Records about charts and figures
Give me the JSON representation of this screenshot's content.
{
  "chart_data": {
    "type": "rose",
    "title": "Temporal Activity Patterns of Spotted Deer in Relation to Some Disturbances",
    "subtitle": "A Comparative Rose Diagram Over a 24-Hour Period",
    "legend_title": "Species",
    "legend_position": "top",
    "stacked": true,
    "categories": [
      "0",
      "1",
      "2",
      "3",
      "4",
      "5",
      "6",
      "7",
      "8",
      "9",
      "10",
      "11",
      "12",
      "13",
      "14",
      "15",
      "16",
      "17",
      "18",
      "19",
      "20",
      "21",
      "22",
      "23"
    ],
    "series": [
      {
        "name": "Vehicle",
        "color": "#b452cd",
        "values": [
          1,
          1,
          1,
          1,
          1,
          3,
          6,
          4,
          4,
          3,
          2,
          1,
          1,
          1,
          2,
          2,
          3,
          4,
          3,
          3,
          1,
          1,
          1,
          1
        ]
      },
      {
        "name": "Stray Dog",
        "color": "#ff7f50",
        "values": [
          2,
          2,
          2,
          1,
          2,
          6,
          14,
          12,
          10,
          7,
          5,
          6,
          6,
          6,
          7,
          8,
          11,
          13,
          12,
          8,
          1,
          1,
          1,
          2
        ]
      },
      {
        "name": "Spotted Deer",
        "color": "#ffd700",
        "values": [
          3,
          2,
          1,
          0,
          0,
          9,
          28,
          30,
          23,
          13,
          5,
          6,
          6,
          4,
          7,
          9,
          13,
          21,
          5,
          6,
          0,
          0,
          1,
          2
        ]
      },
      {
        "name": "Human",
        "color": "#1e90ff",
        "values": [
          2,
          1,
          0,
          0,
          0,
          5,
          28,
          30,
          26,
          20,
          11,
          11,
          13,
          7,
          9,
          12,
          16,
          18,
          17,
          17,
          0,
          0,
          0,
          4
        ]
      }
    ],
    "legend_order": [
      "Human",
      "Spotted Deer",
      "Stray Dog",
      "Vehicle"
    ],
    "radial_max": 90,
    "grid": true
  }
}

What to do
Return each entry from the material above exactly as it appears.

Task output
Give me the JSON representation of this screenshot's content.
{
  "chart_data": {
    "type": "rose",
    "title": "Temporal Activity Patterns of Spotted Deer in Relation to Some Disturbances",
    "subtitle": "A Comparative Rose Diagram Over a 24-Hour Period",
    "legend_title": "Species",
    "legend_position": "top",
    "stacked": true,
    "categories": [
      "0",
      "1",
      "2",
      "3",
      "4",
      "5",
      "6",
      "7",
      "8",
      "9",
      "10",
      "11",
      "12",
      "13",
      "14",
      "15",
      "16",
      "17",
      "18",
      "19",
      "20",
      "21",
      "22",
      "23"
    ],
    "series": [
      {
        "name": "Vehicle",
        "color": "#b452cd",
        "values": [
          1,
          1,
          1,
          1,
          1,
          3,
          6,
          4,
          4,
          3,
          2,
          1,
          1,
          1,
          2,
          2,
          3,
          4,
          3,
          3,
          1,
          1,
          1,
          1
        ]
      },
      {
        "name": "Stray Dog",
        "color": "#ff7f50",
        "values": [
          2,
          2,
          2,
          1,
          2,
          6,
          14,
          12,
          10,
          7,
          5,
          6,
          6,
          6,
          7,
          8,
          11,
          13,
          12,
          8,
          1,
          1,
          1,
          2
        ]
      },
      {
        "name": "Spotted Deer",
        "color": "#ffd700",
        "values": [
          3,
          2,
          1,
          0,
          0,
          9,
          28,
          30,
          23,
          13,
          5,
          6,
          6,
          4,
          7,
          9,
          13,
          21,
          5,
          6,
          0,
          0,
          1,
          2
        ]
      },
      {
        "name": "Human",
        "color": "#1e90ff",
        "values": [
          2,
          1,
          0,
          0,
          0,
          5,
          28,
          30,
          26,
          20,
          11,
          11,
          13,
          7,
          9,
          12,
          16,
          18,
          17,
          17,
          0,
          0,
          0,
          4
        ]
      }
    ],
    "legend_order": [
      "Human",
      "Spotted Deer",
      "Stray Dog",
      "Vehicle"
    ],
    "radial_max": 90,
    "grid": true
  }
}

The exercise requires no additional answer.